→ **Stated task**: Copy the items word for word. Begin at their first line and stop after the line that contains "- staticText: 0%: [586, 703, 615, 730]", including that line.

→ **Records provided**:
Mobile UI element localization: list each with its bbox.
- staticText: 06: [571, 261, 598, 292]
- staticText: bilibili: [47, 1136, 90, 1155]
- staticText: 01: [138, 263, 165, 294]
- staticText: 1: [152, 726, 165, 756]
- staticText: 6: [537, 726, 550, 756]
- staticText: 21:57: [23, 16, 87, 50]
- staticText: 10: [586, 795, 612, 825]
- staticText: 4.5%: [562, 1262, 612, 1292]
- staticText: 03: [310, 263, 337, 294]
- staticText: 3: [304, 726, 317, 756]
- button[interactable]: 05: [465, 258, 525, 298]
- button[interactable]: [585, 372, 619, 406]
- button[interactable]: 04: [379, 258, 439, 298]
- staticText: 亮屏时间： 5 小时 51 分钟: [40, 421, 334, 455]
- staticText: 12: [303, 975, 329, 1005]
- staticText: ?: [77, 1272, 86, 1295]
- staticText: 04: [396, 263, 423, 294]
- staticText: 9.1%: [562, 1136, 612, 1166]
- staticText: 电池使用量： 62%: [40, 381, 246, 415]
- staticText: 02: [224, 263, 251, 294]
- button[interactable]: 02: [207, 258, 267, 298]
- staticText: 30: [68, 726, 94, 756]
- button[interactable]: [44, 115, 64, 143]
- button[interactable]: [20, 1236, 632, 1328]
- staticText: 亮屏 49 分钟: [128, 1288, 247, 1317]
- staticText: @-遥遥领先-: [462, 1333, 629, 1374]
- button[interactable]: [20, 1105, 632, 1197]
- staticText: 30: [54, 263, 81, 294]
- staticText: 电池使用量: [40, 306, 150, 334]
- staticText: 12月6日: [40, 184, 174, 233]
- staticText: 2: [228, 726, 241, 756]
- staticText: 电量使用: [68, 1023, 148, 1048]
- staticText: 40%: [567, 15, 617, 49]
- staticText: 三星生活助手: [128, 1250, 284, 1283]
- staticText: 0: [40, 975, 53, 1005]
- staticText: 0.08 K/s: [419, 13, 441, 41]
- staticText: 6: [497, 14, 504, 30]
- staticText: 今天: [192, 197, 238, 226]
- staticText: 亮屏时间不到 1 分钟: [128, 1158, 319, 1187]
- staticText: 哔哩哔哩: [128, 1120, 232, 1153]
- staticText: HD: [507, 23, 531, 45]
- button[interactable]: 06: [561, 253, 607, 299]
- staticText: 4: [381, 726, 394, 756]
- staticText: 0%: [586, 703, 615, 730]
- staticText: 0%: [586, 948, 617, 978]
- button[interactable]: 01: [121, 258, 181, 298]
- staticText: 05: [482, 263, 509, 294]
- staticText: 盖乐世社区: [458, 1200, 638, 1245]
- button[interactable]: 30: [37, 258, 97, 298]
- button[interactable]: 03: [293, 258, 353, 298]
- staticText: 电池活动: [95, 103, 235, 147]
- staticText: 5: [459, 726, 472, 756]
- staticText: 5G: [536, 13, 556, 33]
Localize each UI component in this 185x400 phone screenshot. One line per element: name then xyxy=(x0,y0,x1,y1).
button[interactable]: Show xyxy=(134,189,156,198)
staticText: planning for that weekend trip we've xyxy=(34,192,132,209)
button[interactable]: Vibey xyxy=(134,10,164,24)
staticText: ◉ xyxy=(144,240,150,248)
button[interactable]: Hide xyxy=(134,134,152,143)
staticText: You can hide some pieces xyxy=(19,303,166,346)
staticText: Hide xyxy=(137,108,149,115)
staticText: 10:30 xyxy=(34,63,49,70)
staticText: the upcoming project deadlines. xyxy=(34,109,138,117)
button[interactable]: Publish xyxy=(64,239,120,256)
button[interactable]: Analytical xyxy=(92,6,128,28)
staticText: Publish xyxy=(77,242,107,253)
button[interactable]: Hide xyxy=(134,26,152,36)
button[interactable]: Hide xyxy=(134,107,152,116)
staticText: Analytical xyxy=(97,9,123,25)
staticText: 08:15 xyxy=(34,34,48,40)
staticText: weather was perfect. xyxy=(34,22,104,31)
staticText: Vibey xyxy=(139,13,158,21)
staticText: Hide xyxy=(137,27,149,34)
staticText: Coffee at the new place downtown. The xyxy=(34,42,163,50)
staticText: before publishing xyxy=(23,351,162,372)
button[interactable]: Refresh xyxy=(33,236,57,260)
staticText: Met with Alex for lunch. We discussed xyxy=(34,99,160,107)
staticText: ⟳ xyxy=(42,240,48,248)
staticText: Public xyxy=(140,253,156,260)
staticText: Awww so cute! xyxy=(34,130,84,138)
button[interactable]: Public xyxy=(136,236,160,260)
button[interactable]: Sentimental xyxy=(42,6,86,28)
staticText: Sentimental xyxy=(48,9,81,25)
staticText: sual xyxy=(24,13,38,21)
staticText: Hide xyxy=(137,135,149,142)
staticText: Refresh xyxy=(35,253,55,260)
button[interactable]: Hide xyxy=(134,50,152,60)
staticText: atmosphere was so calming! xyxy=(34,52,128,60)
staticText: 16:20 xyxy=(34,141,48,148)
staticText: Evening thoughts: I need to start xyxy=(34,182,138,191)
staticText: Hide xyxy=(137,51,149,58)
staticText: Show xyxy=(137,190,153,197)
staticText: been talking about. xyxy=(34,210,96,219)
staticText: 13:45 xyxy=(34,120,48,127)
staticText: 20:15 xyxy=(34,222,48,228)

→ **Task response**:
Mobile UI element localization: list each with its bbox.
- staticText: 06: [571, 261, 598, 292]
- staticText: bilibili: [47, 1136, 90, 1155]
- staticText: 01: [138, 263, 165, 294]
- staticText: 1: [152, 726, 165, 756]
- staticText: 6: [537, 726, 550, 756]
- staticText: 21:57: [23, 16, 87, 50]
- staticText: 10: [586, 795, 612, 825]
- staticText: 4.5%: [562, 1262, 612, 1292]
- staticText: 03: [310, 263, 337, 294]
- staticText: 3: [304, 726, 317, 756]
- button[interactable]: 05: [465, 258, 525, 298]
- button[interactable]: [585, 372, 619, 406]
- button[interactable]: 04: [379, 258, 439, 298]
- staticText: 亮屏时间： 5 小时 51 分钟: [40, 421, 334, 455]
- staticText: 12: [303, 975, 329, 1005]
- staticText: ?: [77, 1272, 86, 1295]
- staticText: 04: [396, 263, 423, 294]
- staticText: 9.1%: [562, 1136, 612, 1166]
- staticText: 电池使用量： 62%: [40, 381, 246, 415]
- staticText: 02: [224, 263, 251, 294]
- button[interactable]: 02: [207, 258, 267, 298]
- staticText: 30: [68, 726, 94, 756]
- button[interactable]: [44, 115, 64, 143]
- button[interactable]: [20, 1236, 632, 1328]
- staticText: 亮屏 49 分钟: [128, 1288, 247, 1317]
- staticText: @-遥遥领先-: [462, 1333, 629, 1374]
- button[interactable]: [20, 1105, 632, 1197]
- staticText: 30: [54, 263, 81, 294]
- staticText: 电池使用量: [40, 306, 150, 334]
- staticText: 12月6日: [40, 184, 174, 233]
- staticText: 2: [228, 726, 241, 756]
- staticText: 电量使用: [68, 1023, 148, 1048]
- staticText: 40%: [567, 15, 617, 49]
- staticText: 三星生活助手: [128, 1250, 284, 1283]
- staticText: 0: [40, 975, 53, 1005]
- staticText: 0.08 K/s: [419, 13, 441, 41]
- staticText: 6: [497, 14, 504, 30]
- staticText: 今天: [192, 197, 238, 226]
- staticText: 亮屏时间不到 1 分钟: [128, 1158, 319, 1187]
- staticText: 哔哩哔哩: [128, 1120, 232, 1153]
- staticText: HD: [507, 23, 531, 45]
- button[interactable]: 06: [561, 253, 607, 299]
- staticText: 4: [381, 726, 394, 756]
- staticText: 0%: [586, 703, 615, 730]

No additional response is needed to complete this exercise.